__Short problem__.
Starting at the line with "Type out the text in this image." in it, reproduce each line below through the last one, exactly, and include nothing else.

__Information supplied__.
* * * *

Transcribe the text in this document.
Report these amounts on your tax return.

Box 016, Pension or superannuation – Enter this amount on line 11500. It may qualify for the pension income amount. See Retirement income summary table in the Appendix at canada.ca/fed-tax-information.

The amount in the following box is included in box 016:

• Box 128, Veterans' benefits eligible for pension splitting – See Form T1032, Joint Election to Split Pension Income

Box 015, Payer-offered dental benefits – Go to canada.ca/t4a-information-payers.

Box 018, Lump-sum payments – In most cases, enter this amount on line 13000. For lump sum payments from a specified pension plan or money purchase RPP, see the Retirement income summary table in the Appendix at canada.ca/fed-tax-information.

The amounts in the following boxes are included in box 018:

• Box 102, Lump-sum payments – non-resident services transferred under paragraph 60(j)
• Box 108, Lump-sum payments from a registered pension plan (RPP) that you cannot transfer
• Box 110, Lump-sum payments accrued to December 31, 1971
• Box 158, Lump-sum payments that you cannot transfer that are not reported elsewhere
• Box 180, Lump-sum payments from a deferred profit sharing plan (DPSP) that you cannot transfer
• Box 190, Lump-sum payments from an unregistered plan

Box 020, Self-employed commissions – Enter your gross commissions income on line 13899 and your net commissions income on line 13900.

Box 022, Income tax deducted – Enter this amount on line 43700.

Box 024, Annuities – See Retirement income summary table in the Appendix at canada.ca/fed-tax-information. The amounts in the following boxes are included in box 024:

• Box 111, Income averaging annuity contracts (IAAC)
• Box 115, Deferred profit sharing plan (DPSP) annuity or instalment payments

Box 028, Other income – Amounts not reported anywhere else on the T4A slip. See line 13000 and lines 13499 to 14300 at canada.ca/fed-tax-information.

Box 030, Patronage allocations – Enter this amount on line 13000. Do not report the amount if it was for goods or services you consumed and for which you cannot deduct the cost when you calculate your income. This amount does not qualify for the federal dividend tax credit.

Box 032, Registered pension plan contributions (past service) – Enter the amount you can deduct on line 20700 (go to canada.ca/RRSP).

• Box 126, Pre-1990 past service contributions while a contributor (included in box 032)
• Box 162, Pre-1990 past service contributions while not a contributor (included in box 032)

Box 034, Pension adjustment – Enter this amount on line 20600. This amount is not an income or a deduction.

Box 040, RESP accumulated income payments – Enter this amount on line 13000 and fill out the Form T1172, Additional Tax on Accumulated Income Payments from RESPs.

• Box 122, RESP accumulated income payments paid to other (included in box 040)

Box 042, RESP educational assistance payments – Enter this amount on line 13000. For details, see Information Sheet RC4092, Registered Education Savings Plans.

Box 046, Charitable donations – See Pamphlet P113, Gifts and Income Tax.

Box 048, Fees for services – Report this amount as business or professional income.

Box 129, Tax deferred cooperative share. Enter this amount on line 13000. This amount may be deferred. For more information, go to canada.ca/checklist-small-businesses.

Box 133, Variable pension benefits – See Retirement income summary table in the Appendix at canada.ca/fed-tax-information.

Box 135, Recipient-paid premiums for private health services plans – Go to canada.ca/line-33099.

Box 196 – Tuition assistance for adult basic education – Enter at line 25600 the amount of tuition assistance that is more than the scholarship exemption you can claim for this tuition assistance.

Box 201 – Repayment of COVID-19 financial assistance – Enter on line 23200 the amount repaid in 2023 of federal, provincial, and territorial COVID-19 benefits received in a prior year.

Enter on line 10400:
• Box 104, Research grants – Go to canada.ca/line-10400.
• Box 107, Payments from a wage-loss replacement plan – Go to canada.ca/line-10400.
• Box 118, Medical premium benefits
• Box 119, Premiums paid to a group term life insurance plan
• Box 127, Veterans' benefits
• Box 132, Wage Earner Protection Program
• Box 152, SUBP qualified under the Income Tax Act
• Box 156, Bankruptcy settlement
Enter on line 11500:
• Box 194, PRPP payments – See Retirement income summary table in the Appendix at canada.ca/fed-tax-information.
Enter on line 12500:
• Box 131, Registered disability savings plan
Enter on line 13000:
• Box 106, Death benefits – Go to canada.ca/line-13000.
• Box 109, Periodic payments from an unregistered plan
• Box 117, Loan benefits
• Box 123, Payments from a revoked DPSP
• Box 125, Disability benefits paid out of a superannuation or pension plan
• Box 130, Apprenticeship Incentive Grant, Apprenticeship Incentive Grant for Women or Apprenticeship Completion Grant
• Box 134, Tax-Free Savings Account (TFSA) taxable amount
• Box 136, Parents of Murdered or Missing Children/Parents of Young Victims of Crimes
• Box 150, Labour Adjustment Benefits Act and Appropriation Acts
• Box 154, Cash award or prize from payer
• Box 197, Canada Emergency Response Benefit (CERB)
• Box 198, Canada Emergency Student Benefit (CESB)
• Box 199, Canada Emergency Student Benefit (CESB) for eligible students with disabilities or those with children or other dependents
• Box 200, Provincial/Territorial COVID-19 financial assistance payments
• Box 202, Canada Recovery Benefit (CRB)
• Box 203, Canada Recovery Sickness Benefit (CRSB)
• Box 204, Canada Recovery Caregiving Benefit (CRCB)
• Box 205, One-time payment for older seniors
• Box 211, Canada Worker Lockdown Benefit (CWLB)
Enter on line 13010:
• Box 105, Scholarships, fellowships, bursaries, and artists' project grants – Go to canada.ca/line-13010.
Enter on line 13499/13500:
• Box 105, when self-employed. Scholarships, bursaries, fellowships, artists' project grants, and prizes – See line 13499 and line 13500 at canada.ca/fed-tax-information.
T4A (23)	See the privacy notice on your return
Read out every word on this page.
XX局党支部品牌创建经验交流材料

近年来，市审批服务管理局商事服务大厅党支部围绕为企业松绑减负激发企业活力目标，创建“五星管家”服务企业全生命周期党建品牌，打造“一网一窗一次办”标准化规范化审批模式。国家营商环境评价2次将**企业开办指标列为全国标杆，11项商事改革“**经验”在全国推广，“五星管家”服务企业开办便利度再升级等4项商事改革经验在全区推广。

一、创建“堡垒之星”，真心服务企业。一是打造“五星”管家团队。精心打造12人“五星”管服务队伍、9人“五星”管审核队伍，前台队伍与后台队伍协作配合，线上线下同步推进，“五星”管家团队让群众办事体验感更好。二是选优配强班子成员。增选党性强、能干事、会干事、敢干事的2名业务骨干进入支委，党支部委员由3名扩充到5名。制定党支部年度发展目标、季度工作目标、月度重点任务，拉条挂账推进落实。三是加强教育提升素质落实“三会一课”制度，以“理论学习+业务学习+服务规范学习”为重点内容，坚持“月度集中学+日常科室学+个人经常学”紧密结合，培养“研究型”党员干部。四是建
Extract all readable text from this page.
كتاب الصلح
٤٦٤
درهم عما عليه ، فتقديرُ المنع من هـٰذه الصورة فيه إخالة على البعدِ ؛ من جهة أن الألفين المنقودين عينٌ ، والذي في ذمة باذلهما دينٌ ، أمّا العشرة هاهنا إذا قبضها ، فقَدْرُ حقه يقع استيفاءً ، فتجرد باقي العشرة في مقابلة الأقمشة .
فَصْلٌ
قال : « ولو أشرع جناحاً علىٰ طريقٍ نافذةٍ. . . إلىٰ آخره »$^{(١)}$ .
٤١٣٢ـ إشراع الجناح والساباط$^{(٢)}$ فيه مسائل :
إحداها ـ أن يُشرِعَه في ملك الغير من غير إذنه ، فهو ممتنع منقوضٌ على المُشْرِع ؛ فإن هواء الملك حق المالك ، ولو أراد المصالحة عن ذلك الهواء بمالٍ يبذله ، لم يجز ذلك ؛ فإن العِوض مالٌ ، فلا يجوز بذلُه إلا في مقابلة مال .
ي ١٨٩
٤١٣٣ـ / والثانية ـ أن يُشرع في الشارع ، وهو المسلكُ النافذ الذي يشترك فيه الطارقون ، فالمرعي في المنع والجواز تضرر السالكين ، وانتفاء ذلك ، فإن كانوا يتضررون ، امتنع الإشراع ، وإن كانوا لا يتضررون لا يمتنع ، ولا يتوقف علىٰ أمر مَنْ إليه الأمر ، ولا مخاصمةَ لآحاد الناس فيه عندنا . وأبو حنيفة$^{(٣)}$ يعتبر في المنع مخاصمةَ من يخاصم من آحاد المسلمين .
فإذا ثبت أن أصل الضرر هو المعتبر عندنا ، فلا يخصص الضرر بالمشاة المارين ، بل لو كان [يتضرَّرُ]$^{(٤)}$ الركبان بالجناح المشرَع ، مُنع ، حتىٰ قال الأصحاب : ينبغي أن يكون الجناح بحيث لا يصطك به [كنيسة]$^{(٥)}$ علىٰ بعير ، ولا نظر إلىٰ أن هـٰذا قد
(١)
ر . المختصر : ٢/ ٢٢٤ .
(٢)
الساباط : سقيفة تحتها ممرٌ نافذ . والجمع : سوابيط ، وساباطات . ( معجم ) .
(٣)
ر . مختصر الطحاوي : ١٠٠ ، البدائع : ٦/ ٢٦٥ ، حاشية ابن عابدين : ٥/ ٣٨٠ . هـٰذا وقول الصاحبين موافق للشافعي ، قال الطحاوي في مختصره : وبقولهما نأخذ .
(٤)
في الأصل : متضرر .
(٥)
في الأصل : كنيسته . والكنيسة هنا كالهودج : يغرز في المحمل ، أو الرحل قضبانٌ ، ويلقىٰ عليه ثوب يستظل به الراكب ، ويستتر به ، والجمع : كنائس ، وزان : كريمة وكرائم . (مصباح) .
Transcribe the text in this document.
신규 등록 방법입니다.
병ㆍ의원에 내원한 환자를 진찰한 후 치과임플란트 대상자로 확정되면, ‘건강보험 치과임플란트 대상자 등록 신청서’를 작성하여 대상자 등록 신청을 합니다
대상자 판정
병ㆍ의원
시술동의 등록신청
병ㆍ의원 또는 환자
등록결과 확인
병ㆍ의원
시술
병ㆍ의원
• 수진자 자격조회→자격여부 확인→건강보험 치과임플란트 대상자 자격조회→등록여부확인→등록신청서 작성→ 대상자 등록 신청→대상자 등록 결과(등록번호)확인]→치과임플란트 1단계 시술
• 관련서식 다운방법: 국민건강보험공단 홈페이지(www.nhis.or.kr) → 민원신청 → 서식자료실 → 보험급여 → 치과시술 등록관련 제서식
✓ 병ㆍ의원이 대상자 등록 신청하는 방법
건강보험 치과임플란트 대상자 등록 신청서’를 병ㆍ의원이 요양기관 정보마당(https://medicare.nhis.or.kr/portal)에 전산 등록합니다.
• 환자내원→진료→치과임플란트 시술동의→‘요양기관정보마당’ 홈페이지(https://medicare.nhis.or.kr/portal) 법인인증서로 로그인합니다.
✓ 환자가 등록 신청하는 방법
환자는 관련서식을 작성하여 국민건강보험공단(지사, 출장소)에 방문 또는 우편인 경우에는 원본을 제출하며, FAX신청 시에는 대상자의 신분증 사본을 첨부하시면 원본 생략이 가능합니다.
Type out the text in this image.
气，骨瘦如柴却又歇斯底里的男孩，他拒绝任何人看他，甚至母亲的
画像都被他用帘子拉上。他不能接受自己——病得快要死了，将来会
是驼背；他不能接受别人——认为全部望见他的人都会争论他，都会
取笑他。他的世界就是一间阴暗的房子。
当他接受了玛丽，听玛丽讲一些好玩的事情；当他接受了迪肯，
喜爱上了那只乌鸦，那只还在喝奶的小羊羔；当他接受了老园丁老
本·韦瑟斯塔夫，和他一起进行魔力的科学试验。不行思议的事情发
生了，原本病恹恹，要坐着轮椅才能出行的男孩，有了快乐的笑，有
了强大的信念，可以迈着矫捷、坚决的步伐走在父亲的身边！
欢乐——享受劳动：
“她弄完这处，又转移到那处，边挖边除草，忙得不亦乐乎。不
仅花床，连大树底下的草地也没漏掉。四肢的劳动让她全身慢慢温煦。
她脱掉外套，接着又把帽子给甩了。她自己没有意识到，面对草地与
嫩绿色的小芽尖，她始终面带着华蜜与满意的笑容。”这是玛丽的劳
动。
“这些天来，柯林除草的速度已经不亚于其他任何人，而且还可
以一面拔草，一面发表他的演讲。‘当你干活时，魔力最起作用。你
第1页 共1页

* * * *

__Problem solution__.
Type out the text in this image.
气，骨瘦如柴却又歇斯底里的男孩，他拒绝任何人看他，甚至母亲的
画像都被他用帘子拉上。他不能接受自己——病得快要死了，将来会
是驼背；他不能接受别人——认为全部望见他的人都会争论他，都会
取笑他。他的世界就是一间阴暗的房子。
当他接受了玛丽，听玛丽讲一些好玩的事情；当他接受了迪肯，
喜爱上了那只乌鸦，那只还在喝奶的小羊羔；当他接受了老园丁老
本·韦瑟斯塔夫，和他一起进行魔力的科学试验。不行思议的事情发
生了，原本病恹恹，要坐着轮椅才能出行的男孩，有了快乐的笑，有
了强大的信念，可以迈着矫捷、坚决的步伐走在父亲的身边！
欢乐——享受劳动：
“她弄完这处，又转移到那处，边挖边除草，忙得不亦乐乎。不
仅花床，连大树底下的草地也没漏掉。四肢的劳动让她全身慢慢温煦。
她脱掉外套，接着又把帽子给甩了。她自己没有意识到，面对草地与
嫩绿色的小芽尖，她始终面带着华蜜与满意的笑容。”这是玛丽的劳
动。
“这些天来，柯林除草的速度已经不亚于其他任何人，而且还可
以一面拔草，一面发表他的演讲。‘当你干活时，魔力最起作用。你
第1页 共1页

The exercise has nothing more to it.